Figure collection entries:
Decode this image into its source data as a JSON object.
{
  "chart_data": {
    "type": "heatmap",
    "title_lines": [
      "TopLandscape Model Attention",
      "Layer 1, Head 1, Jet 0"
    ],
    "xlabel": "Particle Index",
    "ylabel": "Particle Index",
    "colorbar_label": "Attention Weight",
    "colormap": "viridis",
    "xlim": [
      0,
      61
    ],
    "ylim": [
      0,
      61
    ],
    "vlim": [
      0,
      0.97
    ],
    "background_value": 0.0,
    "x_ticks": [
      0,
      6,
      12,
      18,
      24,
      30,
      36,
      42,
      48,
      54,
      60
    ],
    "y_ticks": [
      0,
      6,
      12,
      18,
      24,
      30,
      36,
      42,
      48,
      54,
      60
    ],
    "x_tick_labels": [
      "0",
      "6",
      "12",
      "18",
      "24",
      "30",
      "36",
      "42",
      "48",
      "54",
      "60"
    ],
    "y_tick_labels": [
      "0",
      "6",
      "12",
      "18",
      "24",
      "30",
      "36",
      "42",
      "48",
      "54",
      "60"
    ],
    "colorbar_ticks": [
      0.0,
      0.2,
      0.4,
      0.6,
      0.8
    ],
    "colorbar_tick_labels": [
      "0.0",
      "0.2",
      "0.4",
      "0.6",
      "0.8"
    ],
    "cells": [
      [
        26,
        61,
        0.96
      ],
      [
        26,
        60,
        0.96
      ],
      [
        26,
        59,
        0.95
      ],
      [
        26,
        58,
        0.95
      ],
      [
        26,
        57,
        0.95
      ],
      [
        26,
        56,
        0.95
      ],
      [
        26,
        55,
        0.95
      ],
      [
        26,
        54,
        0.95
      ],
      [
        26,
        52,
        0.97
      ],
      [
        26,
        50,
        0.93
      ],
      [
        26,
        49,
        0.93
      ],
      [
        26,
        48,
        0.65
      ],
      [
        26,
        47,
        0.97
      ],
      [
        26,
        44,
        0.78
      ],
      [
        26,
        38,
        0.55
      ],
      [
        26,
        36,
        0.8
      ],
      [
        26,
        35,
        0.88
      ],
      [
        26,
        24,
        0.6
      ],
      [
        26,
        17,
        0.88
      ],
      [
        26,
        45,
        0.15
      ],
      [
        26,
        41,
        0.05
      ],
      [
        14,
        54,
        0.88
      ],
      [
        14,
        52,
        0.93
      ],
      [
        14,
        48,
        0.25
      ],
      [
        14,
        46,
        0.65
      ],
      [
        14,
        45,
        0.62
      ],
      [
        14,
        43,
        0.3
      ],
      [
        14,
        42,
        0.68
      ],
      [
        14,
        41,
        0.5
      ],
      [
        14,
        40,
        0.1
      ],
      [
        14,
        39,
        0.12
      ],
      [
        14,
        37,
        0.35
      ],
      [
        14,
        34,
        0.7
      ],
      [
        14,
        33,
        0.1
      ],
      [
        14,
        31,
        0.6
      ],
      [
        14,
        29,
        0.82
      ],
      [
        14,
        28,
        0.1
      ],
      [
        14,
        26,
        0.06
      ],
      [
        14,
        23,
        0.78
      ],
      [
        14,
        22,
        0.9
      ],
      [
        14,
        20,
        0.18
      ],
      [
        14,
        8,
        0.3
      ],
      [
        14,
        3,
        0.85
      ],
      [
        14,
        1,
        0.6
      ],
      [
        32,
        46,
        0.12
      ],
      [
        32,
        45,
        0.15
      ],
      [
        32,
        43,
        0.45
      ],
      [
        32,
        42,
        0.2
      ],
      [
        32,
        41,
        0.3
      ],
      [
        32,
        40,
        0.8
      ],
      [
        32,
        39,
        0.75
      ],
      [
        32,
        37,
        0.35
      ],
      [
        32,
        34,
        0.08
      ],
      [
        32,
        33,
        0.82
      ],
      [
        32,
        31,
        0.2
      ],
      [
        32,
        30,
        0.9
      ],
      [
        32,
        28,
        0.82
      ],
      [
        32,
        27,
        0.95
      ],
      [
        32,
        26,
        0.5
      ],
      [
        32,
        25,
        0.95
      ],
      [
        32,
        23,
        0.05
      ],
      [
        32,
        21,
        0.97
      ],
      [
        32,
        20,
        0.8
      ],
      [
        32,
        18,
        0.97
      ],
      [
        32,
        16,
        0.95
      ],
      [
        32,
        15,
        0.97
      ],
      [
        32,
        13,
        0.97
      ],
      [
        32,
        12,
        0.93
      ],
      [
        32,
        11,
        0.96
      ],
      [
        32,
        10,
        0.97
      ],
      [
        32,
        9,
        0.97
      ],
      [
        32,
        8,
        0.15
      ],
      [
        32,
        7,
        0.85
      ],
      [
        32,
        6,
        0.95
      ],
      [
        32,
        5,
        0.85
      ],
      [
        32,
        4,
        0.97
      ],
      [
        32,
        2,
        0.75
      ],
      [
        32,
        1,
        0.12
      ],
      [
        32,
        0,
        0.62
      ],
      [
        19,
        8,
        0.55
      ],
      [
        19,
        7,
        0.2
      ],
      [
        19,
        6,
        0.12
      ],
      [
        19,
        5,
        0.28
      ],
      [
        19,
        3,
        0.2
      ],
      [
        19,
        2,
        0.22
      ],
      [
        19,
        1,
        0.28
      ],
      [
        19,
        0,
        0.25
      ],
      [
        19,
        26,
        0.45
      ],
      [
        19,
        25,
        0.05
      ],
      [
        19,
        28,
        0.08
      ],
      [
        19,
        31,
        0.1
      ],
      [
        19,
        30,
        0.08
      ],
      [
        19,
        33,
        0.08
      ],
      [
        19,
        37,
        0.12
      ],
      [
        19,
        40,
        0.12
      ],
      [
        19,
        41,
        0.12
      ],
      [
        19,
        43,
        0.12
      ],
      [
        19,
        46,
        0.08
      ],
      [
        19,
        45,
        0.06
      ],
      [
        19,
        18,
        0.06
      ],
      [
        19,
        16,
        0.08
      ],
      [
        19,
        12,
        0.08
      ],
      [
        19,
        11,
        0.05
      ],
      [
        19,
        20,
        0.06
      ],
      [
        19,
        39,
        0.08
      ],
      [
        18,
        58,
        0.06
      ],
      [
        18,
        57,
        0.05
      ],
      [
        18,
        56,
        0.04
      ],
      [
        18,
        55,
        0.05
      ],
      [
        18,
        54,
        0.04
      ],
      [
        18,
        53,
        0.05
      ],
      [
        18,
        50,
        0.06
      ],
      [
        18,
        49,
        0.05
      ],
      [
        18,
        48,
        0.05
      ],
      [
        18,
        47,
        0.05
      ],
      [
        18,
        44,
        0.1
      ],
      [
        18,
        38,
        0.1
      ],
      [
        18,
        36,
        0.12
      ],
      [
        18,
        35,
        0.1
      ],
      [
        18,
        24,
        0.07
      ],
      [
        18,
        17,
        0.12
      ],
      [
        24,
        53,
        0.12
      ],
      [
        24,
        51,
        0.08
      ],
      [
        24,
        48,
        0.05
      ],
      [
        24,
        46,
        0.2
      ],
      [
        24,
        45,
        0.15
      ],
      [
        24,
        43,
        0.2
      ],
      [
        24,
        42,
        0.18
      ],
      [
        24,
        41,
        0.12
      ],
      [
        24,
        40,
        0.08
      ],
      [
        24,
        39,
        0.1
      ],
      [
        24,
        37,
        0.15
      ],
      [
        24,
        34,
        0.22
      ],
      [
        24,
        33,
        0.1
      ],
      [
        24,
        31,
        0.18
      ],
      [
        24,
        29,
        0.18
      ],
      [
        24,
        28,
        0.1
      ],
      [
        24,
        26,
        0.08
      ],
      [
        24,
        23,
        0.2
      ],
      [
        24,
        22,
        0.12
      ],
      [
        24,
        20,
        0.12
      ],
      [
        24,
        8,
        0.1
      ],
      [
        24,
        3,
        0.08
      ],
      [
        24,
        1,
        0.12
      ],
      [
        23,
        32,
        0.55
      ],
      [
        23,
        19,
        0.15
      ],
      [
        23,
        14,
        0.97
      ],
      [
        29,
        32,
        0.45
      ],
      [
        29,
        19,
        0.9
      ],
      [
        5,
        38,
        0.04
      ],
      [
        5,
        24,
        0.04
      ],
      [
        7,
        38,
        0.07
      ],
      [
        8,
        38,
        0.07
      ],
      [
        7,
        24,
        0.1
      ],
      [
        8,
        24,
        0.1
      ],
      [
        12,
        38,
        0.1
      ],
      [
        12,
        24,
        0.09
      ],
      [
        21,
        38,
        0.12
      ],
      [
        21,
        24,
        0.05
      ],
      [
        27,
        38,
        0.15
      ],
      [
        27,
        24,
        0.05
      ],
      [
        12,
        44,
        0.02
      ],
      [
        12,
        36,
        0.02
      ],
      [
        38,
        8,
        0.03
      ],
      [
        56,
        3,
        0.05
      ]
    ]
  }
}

● **Work instructions**:
In the listing above, how many lines include the word "Index"? Answer with the number and nothing more.

● **Result of the exercise**:
2